#### [Task objective]
Each record is to be copied exactly, with its pictures left behind.

#### [Records shown]
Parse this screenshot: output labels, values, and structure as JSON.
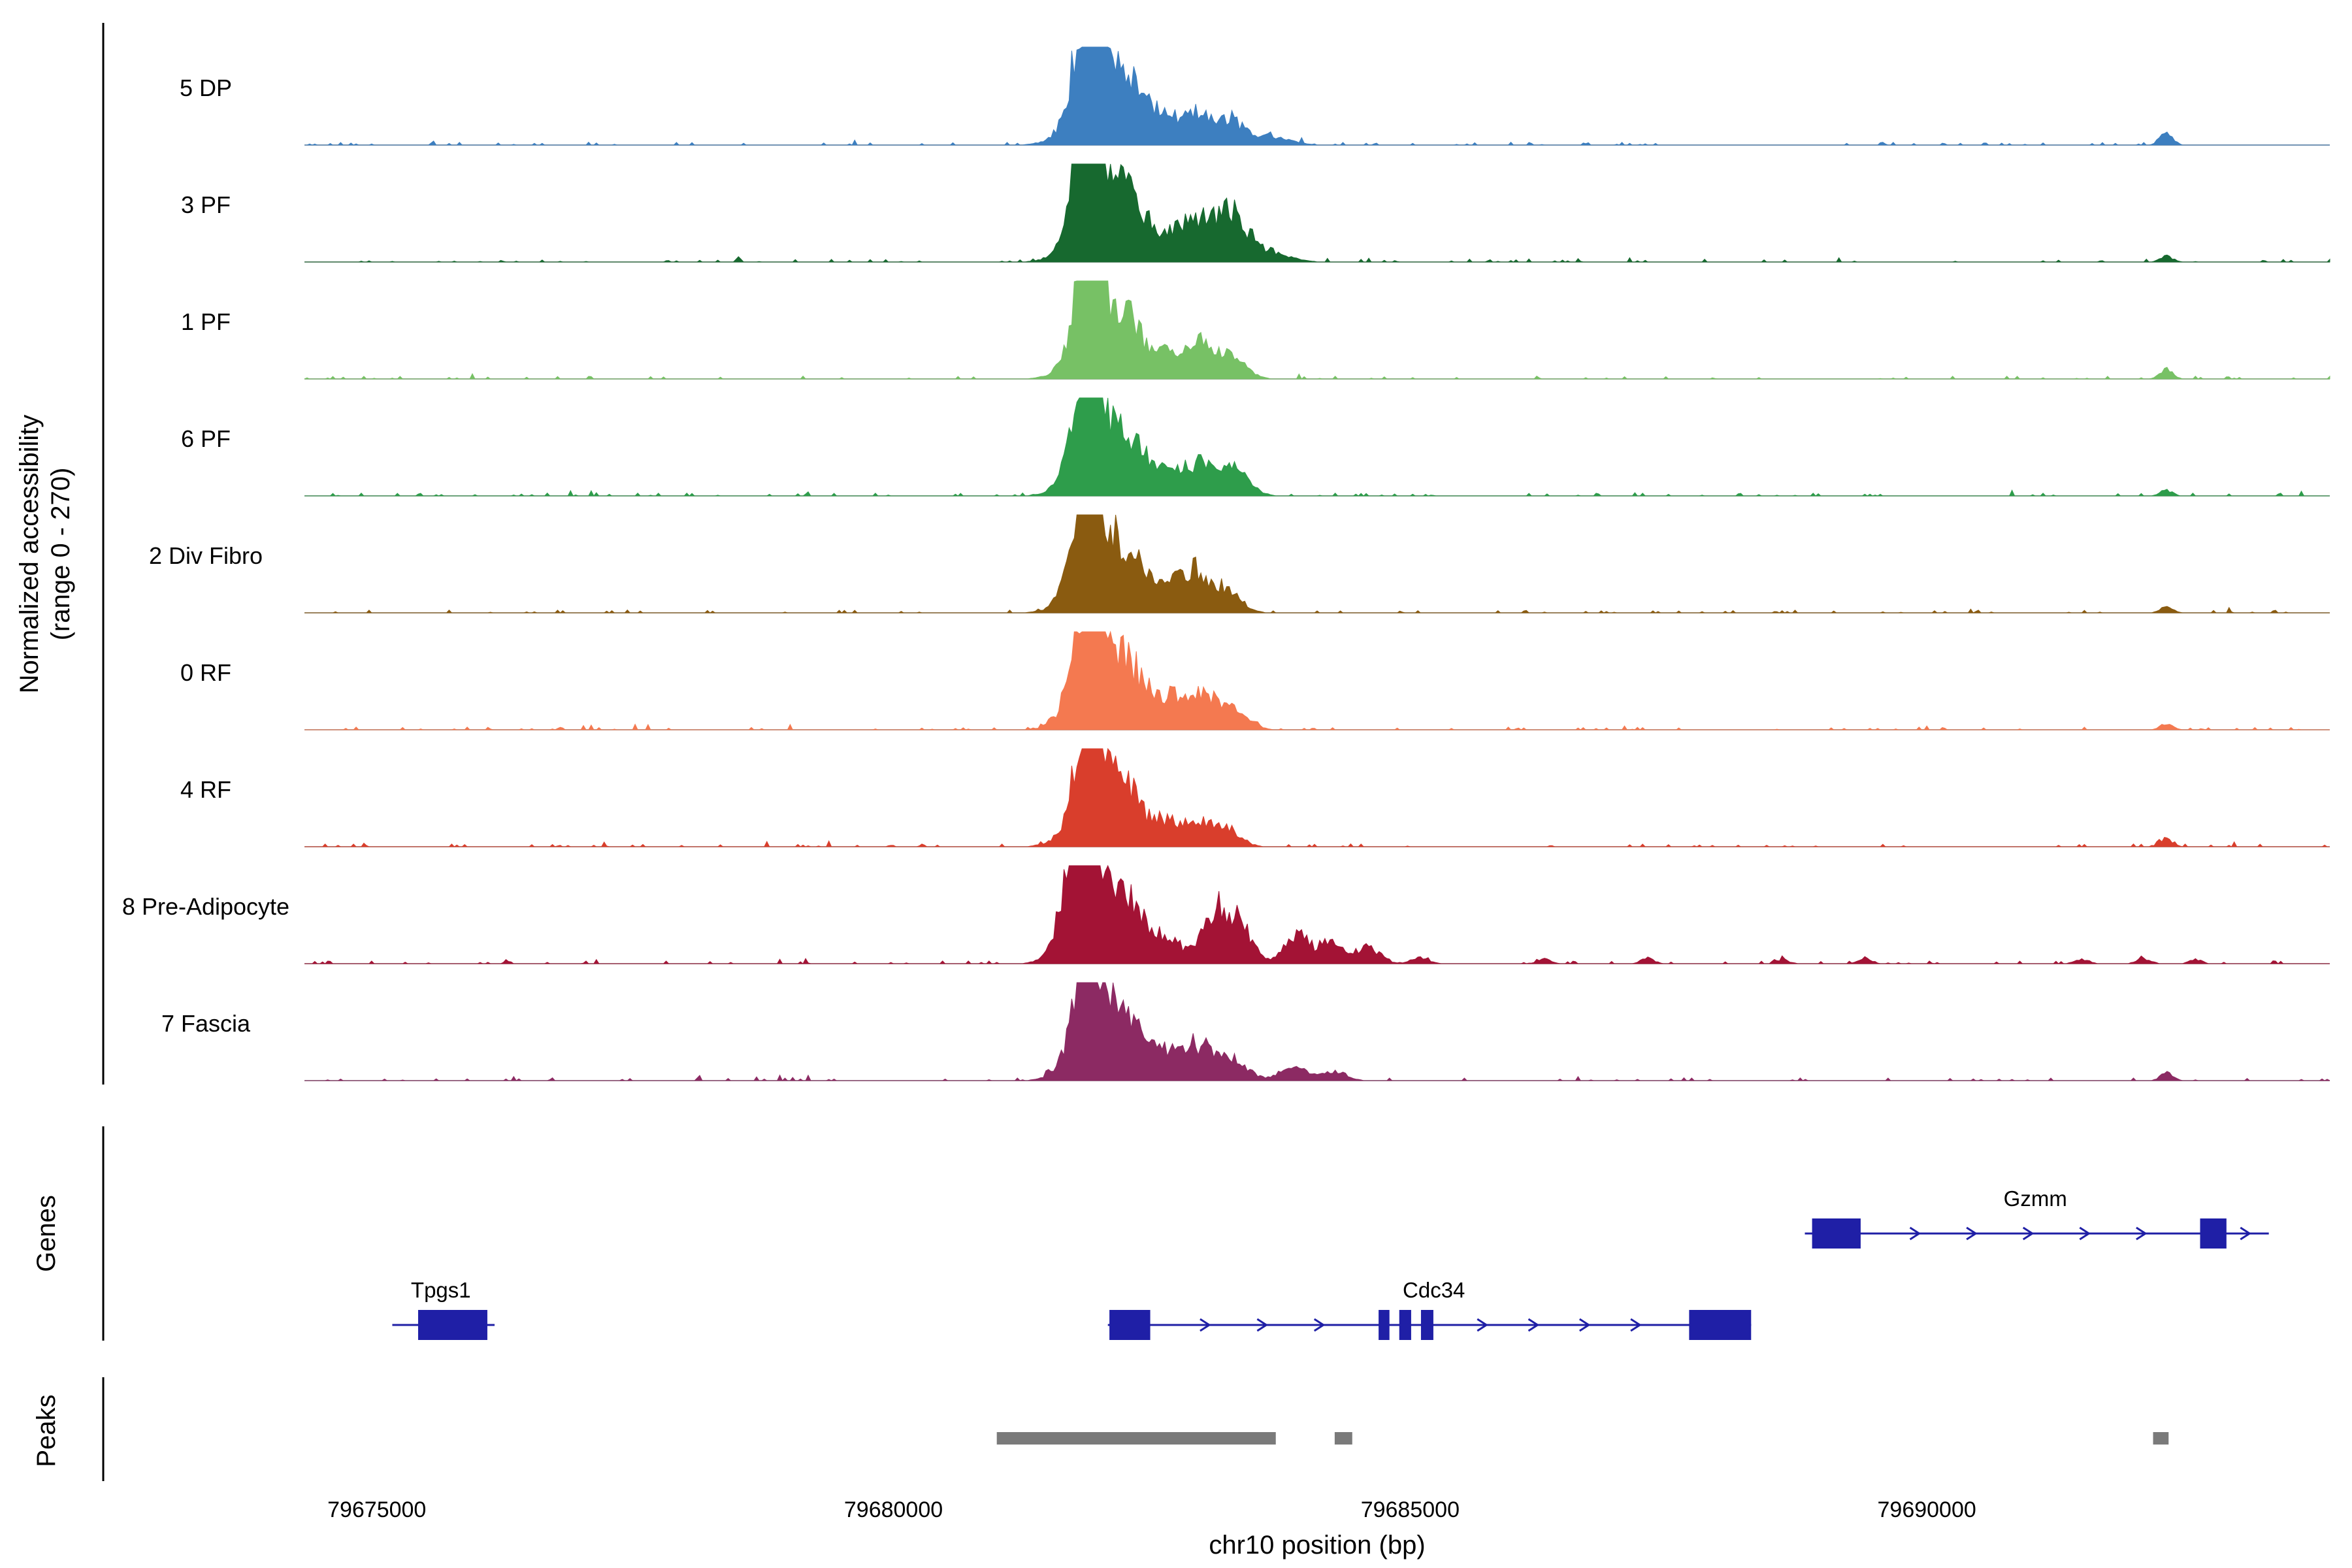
{
  "labels": {
    "y_axis_line1": "Normalized accessibility",
    "y_axis_line2": "(range 0 - 270)",
    "genes_section": "Genes",
    "peaks_section": "Peaks",
    "x_axis_title": "chr10 position (bp)"
  },
  "colors": {
    "gene": "#1f1fa6",
    "peak": "#7a7a7a",
    "baseline": "#a9a9a9"
  },
  "chart_data": {
    "type": "area",
    "title": "",
    "ylabel": "Normalized accessibility (range 0 - 270)",
    "xlabel": "chr10 position (bp)",
    "region": {
      "chrom": "chr10",
      "start": 79674300,
      "end": 79693900
    },
    "signal_range": [
      0,
      270
    ],
    "x_ticks": [
      79675000,
      79680000,
      79685000,
      79690000
    ],
    "tracks": [
      {
        "label": "5 DP",
        "color": "#3d7fc0",
        "peaks": [
          [
            79681870,
            110,
            285
          ],
          [
            79681990,
            230,
            190
          ],
          [
            79682280,
            140,
            100
          ],
          [
            79682600,
            160,
            75
          ],
          [
            79682950,
            130,
            88
          ],
          [
            79683250,
            130,
            60
          ],
          [
            79683600,
            200,
            25
          ],
          [
            79692320,
            60,
            34
          ]
        ]
      },
      {
        "label": "3 PF",
        "color": "#17692f",
        "peaks": [
          [
            79681860,
            115,
            280
          ],
          [
            79682010,
            230,
            185
          ],
          [
            79682300,
            140,
            95
          ],
          [
            79682650,
            160,
            80
          ],
          [
            79682980,
            140,
            110
          ],
          [
            79683280,
            140,
            120
          ],
          [
            79683600,
            200,
            30
          ],
          [
            79692320,
            60,
            16
          ]
        ]
      },
      {
        "label": "1 PF",
        "color": "#77c165",
        "peaks": [
          [
            79681880,
            110,
            275
          ],
          [
            79682000,
            220,
            180
          ],
          [
            79682300,
            140,
            90
          ],
          [
            79682650,
            160,
            70
          ],
          [
            79683000,
            140,
            95
          ],
          [
            79683300,
            130,
            55
          ],
          [
            79692320,
            60,
            30
          ]
        ]
      },
      {
        "label": "6 PF",
        "color": "#2e9d4b",
        "peaks": [
          [
            79681870,
            115,
            278
          ],
          [
            79682000,
            225,
            182
          ],
          [
            79682300,
            140,
            92
          ],
          [
            79682650,
            160,
            72
          ],
          [
            79683000,
            140,
            85
          ],
          [
            79683320,
            130,
            75
          ],
          [
            79692320,
            60,
            14
          ]
        ]
      },
      {
        "label": "2 Div Fibro",
        "color": "#8a5b10",
        "peaks": [
          [
            79681860,
            115,
            285
          ],
          [
            79682000,
            225,
            190
          ],
          [
            79682300,
            140,
            95
          ],
          [
            79682650,
            160,
            70
          ],
          [
            79682950,
            140,
            105
          ],
          [
            79683250,
            130,
            55
          ],
          [
            79692320,
            60,
            16
          ]
        ]
      },
      {
        "label": "0 RF",
        "color": "#f47950",
        "peaks": [
          [
            79681870,
            120,
            280
          ],
          [
            79682010,
            230,
            188
          ],
          [
            79682320,
            150,
            100
          ],
          [
            79682680,
            160,
            85
          ],
          [
            79683000,
            140,
            90
          ],
          [
            79683300,
            130,
            60
          ],
          [
            79692320,
            60,
            16
          ]
        ]
      },
      {
        "label": "4 RF",
        "color": "#d93e2c",
        "peaks": [
          [
            79681880,
            110,
            278
          ],
          [
            79681990,
            220,
            180
          ],
          [
            79682280,
            140,
            88
          ],
          [
            79682620,
            150,
            65
          ],
          [
            79682950,
            130,
            72
          ],
          [
            79683250,
            120,
            45
          ],
          [
            79692320,
            60,
            22
          ]
        ]
      },
      {
        "label": "8 Pre-Adipocyte",
        "color": "#a31335",
        "peaks": [
          [
            79681800,
            140,
            280
          ],
          [
            79681990,
            230,
            200
          ],
          [
            79682300,
            150,
            100
          ],
          [
            79682650,
            150,
            70
          ],
          [
            79683120,
            120,
            150
          ],
          [
            79683360,
            110,
            110
          ],
          [
            79683900,
            120,
            80
          ],
          [
            79684250,
            120,
            60
          ],
          [
            79684600,
            110,
            45
          ],
          [
            79685100,
            80,
            18
          ],
          [
            79686300,
            60,
            14
          ],
          [
            79687300,
            60,
            16
          ],
          [
            79688600,
            60,
            12
          ],
          [
            79689400,
            60,
            16
          ],
          [
            79691500,
            70,
            12
          ],
          [
            79692100,
            70,
            14
          ],
          [
            79692600,
            60,
            12
          ]
        ]
      },
      {
        "label": "7 Fascia",
        "color": "#8c2a63",
        "peaks": [
          [
            79681870,
            115,
            275
          ],
          [
            79682000,
            225,
            182
          ],
          [
            79682300,
            140,
            90
          ],
          [
            79682650,
            160,
            75
          ],
          [
            79682980,
            140,
            88
          ],
          [
            79683300,
            130,
            55
          ],
          [
            79683900,
            150,
            35
          ],
          [
            79684300,
            100,
            25
          ],
          [
            79692320,
            60,
            22
          ]
        ]
      }
    ],
    "genes": [
      {
        "name": "Gzmm",
        "row": 0,
        "strand": "+",
        "start": 79688820,
        "end": 79693310,
        "exons": [
          [
            79688890,
            79689360
          ],
          [
            79692645,
            79692900
          ]
        ],
        "label_bp": 79691050
      },
      {
        "name": "Tpgs1",
        "row": 1,
        "strand": "-",
        "start": 79675150,
        "end": 79676140,
        "exons": [
          [
            79675400,
            79676070
          ]
        ],
        "label_bp": 79675620
      },
      {
        "name": "Cdc34",
        "row": 1,
        "strand": "+",
        "start": 79682075,
        "end": 79688300,
        "exons": [
          [
            79682090,
            79682485
          ],
          [
            79684695,
            79684800
          ],
          [
            79684895,
            79685010
          ],
          [
            79685105,
            79685225
          ],
          [
            79687700,
            79688300
          ]
        ],
        "label_bp": 79685230
      }
    ],
    "peaks": [
      [
        79681000,
        79683700
      ],
      [
        79684270,
        79684440
      ],
      [
        79692190,
        79692340
      ]
    ]
  }
}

#### [Exercise result]
Parse this screenshot: output labels, values, and structure as JSON.
{
  "labels": {
    "y_axis_line1": "Normalized accessibility",
    "y_axis_line2": "(range 0 - 270)",
    "genes_section": "Genes",
    "peaks_section": "Peaks",
    "x_axis_title": "chr10 position (bp)"
  },
  "colors": {
    "gene": "#1f1fa6",
    "peak": "#7a7a7a",
    "baseline": "#a9a9a9"
  },
  "chart_data": {
    "type": "area",
    "title": "",
    "ylabel": "Normalized accessibility (range 0 - 270)",
    "xlabel": "chr10 position (bp)",
    "region": {
      "chrom": "chr10",
      "start": 79674300,
      "end": 79693900
    },
    "signal_range": [
      0,
      270
    ],
    "x_ticks": [
      79675000,
      79680000,
      79685000,
      79690000
    ],
    "tracks": [
      {
        "label": "5 DP",
        "color": "#3d7fc0",
        "peaks": [
          [
            79681870,
            110,
            285
          ],
          [
            79681990,
            230,
            190
          ],
          [
            79682280,
            140,
            100
          ],
          [
            79682600,
            160,
            75
          ],
          [
            79682950,
            130,
            88
          ],
          [
            79683250,
            130,
            60
          ],
          [
            79683600,
            200,
            25
          ],
          [
            79692320,
            60,
            34
          ]
        ]
      },
      {
        "label": "3 PF",
        "color": "#17692f",
        "peaks": [
          [
            79681860,
            115,
            280
          ],
          [
            79682010,
            230,
            185
          ],
          [
            79682300,
            140,
            95
          ],
          [
            79682650,
            160,
            80
          ],
          [
            79682980,
            140,
            110
          ],
          [
            79683280,
            140,
            120
          ],
          [
            79683600,
            200,
            30
          ],
          [
            79692320,
            60,
            16
          ]
        ]
      },
      {
        "label": "1 PF",
        "color": "#77c165",
        "peaks": [
          [
            79681880,
            110,
            275
          ],
          [
            79682000,
            220,
            180
          ],
          [
            79682300,
            140,
            90
          ],
          [
            79682650,
            160,
            70
          ],
          [
            79683000,
            140,
            95
          ],
          [
            79683300,
            130,
            55
          ],
          [
            79692320,
            60,
            30
          ]
        ]
      },
      {
        "label": "6 PF",
        "color": "#2e9d4b",
        "peaks": [
          [
            79681870,
            115,
            278
          ],
          [
            79682000,
            225,
            182
          ],
          [
            79682300,
            140,
            92
          ],
          [
            79682650,
            160,
            72
          ],
          [
            79683000,
            140,
            85
          ],
          [
            79683320,
            130,
            75
          ],
          [
            79692320,
            60,
            14
          ]
        ]
      },
      {
        "label": "2 Div Fibro",
        "color": "#8a5b10",
        "peaks": [
          [
            79681860,
            115,
            285
          ],
          [
            79682000,
            225,
            190
          ],
          [
            79682300,
            140,
            95
          ],
          [
            79682650,
            160,
            70
          ],
          [
            79682950,
            140,
            105
          ],
          [
            79683250,
            130,
            55
          ],
          [
            79692320,
            60,
            16
          ]
        ]
      },
      {
        "label": "0 RF",
        "color": "#f47950",
        "peaks": [
          [
            79681870,
            120,
            280
          ],
          [
            79682010,
            230,
            188
          ],
          [
            79682320,
            150,
            100
          ],
          [
            79682680,
            160,
            85
          ],
          [
            79683000,
            140,
            90
          ],
          [
            79683300,
            130,
            60
          ],
          [
            79692320,
            60,
            16
          ]
        ]
      },
      {
        "label": "4 RF",
        "color": "#d93e2c",
        "peaks": [
          [
            79681880,
            110,
            278
          ],
          [
            79681990,
            220,
            180
          ],
          [
            79682280,
            140,
            88
          ],
          [
            79682620,
            150,
            65
          ],
          [
            79682950,
            130,
            72
          ],
          [
            79683250,
            120,
            45
          ],
          [
            79692320,
            60,
            22
          ]
        ]
      },
      {
        "label": "8 Pre-Adipocyte",
        "color": "#a31335",
        "peaks": [
          [
            79681800,
            140,
            280
          ],
          [
            79681990,
            230,
            200
          ],
          [
            79682300,
            150,
            100
          ],
          [
            79682650,
            150,
            70
          ],
          [
            79683120,
            120,
            150
          ],
          [
            79683360,
            110,
            110
          ],
          [
            79683900,
            120,
            80
          ],
          [
            79684250,
            120,
            60
          ],
          [
            79684600,
            110,
            45
          ],
          [
            79685100,
            80,
            18
          ],
          [
            79686300,
            60,
            14
          ],
          [
            79687300,
            60,
            16
          ],
          [
            79688600,
            60,
            12
          ],
          [
            79689400,
            60,
            16
          ],
          [
            79691500,
            70,
            12
          ],
          [
            79692100,
            70,
            14
          ],
          [
            79692600,
            60,
            12
          ]
        ]
      },
      {
        "label": "7 Fascia",
        "color": "#8c2a63",
        "peaks": [
          [
            79681870,
            115,
            275
          ],
          [
            79682000,
            225,
            182
          ],
          [
            79682300,
            140,
            90
          ],
          [
            79682650,
            160,
            75
          ],
          [
            79682980,
            140,
            88
          ],
          [
            79683300,
            130,
            55
          ],
          [
            79683900,
            150,
            35
          ],
          [
            79684300,
            100,
            25
          ],
          [
            79692320,
            60,
            22
          ]
        ]
      }
    ],
    "genes": [
      {
        "name": "Gzmm",
        "row": 0,
        "strand": "+",
        "start": 79688820,
        "end": 79693310,
        "exons": [
          [
            79688890,
            79689360
          ],
          [
            79692645,
            79692900
          ]
        ],
        "label_bp": 79691050
      },
      {
        "name": "Tpgs1",
        "row": 1,
        "strand": "-",
        "start": 79675150,
        "end": 79676140,
        "exons": [
          [
            79675400,
            79676070
          ]
        ],
        "label_bp": 79675620
      },
      {
        "name": "Cdc34",
        "row": 1,
        "strand": "+",
        "start": 79682075,
        "end": 79688300,
        "exons": [
          [
            79682090,
            79682485
          ],
          [
            79684695,
            79684800
          ],
          [
            79684895,
            79685010
          ],
          [
            79685105,
            79685225
          ],
          [
            79687700,
            79688300
          ]
        ],
        "label_bp": 79685230
      }
    ],
    "peaks": [
      [
        79681000,
        79683700
      ],
      [
        79684270,
        79684440
      ],
      [
        79692190,
        79692340
      ]
    ]
  }
}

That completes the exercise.